§ **WHAT IS NEEDED**
Determine which lines of the records include the word "text", and copy them.

[Records excerpted from a collection]
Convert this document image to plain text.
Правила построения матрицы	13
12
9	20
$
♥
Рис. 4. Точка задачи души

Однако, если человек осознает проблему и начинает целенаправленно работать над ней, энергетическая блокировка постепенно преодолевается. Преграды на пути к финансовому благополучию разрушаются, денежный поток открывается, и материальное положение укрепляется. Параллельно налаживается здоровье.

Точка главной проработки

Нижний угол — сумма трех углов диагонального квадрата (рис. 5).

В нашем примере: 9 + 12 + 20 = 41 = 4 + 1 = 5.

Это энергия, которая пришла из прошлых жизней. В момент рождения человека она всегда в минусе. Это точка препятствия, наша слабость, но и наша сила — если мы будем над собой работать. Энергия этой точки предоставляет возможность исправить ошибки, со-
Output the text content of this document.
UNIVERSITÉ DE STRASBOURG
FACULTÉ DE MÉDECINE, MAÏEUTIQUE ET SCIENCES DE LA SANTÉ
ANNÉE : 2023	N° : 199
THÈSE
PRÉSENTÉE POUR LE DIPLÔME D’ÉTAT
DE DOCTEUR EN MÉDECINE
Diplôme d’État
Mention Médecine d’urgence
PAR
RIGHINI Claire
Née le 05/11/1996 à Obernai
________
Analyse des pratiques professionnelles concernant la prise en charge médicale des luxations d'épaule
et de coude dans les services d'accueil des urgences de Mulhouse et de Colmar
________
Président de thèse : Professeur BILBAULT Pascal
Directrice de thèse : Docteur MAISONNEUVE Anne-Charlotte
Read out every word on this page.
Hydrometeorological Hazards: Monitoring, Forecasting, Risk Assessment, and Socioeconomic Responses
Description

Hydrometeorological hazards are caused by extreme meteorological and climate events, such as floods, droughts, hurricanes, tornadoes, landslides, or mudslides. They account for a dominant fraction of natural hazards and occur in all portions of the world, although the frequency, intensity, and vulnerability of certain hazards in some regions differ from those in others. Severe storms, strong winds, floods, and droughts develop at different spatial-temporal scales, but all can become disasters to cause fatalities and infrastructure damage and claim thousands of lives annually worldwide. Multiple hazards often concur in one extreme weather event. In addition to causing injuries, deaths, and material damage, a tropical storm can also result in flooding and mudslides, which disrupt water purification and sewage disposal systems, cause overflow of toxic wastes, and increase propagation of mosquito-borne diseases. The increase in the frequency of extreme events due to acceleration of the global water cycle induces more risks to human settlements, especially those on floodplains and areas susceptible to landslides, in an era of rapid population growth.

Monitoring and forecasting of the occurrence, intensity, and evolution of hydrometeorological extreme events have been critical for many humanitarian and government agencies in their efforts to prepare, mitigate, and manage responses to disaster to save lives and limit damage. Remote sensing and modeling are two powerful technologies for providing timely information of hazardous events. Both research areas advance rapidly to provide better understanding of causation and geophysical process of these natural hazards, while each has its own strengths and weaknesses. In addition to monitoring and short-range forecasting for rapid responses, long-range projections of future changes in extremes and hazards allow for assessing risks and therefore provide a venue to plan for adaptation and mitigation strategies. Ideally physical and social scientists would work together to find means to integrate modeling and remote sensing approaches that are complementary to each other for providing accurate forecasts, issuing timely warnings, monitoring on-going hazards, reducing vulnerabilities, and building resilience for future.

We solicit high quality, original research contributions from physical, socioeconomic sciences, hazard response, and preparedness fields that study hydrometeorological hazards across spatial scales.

§ **EXPECTED ANSWER**
Convert this document image to plain text.
Output the text content of this document.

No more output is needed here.